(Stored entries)
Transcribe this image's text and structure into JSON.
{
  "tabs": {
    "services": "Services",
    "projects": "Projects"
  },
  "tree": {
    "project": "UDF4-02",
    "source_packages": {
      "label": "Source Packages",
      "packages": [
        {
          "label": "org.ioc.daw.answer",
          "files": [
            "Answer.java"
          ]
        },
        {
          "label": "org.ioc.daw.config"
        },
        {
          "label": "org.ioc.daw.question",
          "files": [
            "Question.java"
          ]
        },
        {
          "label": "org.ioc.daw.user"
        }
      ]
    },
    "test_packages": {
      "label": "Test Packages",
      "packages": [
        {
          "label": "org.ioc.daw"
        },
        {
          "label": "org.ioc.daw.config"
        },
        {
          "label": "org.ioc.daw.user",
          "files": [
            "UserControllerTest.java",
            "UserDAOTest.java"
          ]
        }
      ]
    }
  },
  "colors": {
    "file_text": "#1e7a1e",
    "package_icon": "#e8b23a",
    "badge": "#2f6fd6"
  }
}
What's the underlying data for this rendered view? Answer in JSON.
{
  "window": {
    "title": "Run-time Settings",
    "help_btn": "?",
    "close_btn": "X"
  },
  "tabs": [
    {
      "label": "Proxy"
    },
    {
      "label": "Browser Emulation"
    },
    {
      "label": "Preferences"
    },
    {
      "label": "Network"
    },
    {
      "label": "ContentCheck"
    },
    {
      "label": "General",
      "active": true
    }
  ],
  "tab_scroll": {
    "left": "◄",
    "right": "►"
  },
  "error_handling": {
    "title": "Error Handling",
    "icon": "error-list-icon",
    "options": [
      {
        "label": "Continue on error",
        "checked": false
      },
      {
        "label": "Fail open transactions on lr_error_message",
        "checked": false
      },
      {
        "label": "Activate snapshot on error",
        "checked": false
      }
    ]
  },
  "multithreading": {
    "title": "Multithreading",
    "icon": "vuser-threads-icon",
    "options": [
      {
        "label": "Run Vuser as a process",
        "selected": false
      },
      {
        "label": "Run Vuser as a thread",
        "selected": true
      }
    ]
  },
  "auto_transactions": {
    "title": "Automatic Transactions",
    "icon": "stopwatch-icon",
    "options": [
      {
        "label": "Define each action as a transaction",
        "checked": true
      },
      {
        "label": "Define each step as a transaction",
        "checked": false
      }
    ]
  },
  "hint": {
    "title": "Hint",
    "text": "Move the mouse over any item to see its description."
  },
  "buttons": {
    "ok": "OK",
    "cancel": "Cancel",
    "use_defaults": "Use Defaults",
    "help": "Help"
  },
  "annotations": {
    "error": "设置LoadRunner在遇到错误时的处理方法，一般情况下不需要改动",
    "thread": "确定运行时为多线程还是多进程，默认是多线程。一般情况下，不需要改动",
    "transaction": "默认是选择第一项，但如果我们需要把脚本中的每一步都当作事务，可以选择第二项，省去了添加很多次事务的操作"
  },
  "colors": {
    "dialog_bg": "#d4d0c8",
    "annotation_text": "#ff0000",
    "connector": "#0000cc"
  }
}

REQUIREMENTS: The entries above must be returned in full, exactly as shown.

COMPLETE OUTPUT:
Transcribe this image's text and structure into JSON.
{
  "tabs": {
    "services": "Services",
    "projects": "Projects"
  },
  "tree": {
    "project": "UDF4-02",
    "source_packages": {
      "label": "Source Packages",
      "packages": [
        {
          "label": "org.ioc.daw.answer",
          "files": [
            "Answer.java"
          ]
        },
        {
          "label": "org.ioc.daw.config"
        },
        {
          "label": "org.ioc.daw.question",
          "files": [
            "Question.java"
          ]
        },
        {
          "label": "org.ioc.daw.user"
        }
      ]
    },
    "test_packages": {
      "label": "Test Packages",
      "packages": [
        {
          "label": "org.ioc.daw"
        },
        {
          "label": "org.ioc.daw.config"
        },
        {
          "label": "org.ioc.daw.user",
          "files": [
            "UserControllerTest.java",
            "UserDAOTest.java"
          ]
        }
      ]
    }
  },
  "colors": {
    "file_text": "#1e7a1e",
    "package_icon": "#e8b23a",
    "badge": "#2f6fd6"
  }
}
What's the underlying data for this rendered view? Answer in JSON.
{
  "window": {
    "title": "Run-time Settings",
    "help_btn": "?",
    "close_btn": "X"
  },
  "tabs": [
    {
      "label": "Proxy"
    },
    {
      "label": "Browser Emulation"
    },
    {
      "label": "Preferences"
    },
    {
      "label": "Network"
    },
    {
      "label": "ContentCheck"
    },
    {
      "label": "General",
      "active": true
    }
  ],
  "tab_scroll": {
    "left": "◄",
    "right": "►"
  },
  "error_handling": {
    "title": "Error Handling",
    "icon": "error-list-icon",
    "options": [
      {
        "label": "Continue on error",
        "checked": false
      },
      {
        "label": "Fail open transactions on lr_error_message",
        "checked": false
      },
      {
        "label": "Activate snapshot on error",
        "checked": false
      }
    ]
  },
  "multithreading": {
    "title": "Multithreading",
    "icon": "vuser-threads-icon",
    "options": [
      {
        "label": "Run Vuser as a process",
        "selected": false
      },
      {
        "label": "Run Vuser as a thread",
        "selected": true
      }
    ]
  },
  "auto_transactions": {
    "title": "Automatic Transactions",
    "icon": "stopwatch-icon",
    "options": [
      {
        "label": "Define each action as a transaction",
        "checked": true
      },
      {
        "label": "Define each step as a transaction",
        "checked": false
      }
    ]
  },
  "hint": {
    "title": "Hint",
    "text": "Move the mouse over any item to see its description."
  },
  "buttons": {
    "ok": "OK",
    "cancel": "Cancel",
    "use_defaults": "Use Defaults",
    "help": "Help"
  },
  "annotations": {
    "error": "设置LoadRunner在遇到错误时的处理方法，一般情况下不需要改动",
    "thread": "确定运行时为多线程还是多进程，默认是多线程。一般情况下，不需要改动",
    "transaction": "默认是选择第一项，但如果我们需要把脚本中的每一步都当作事务，可以选择第二项，省去了添加很多次事务的操作"
  },
  "colors": {
    "dialog_bg": "#d4d0c8",
    "annotation_text": "#ff0000",
    "connector": "#0000cc"
  }
}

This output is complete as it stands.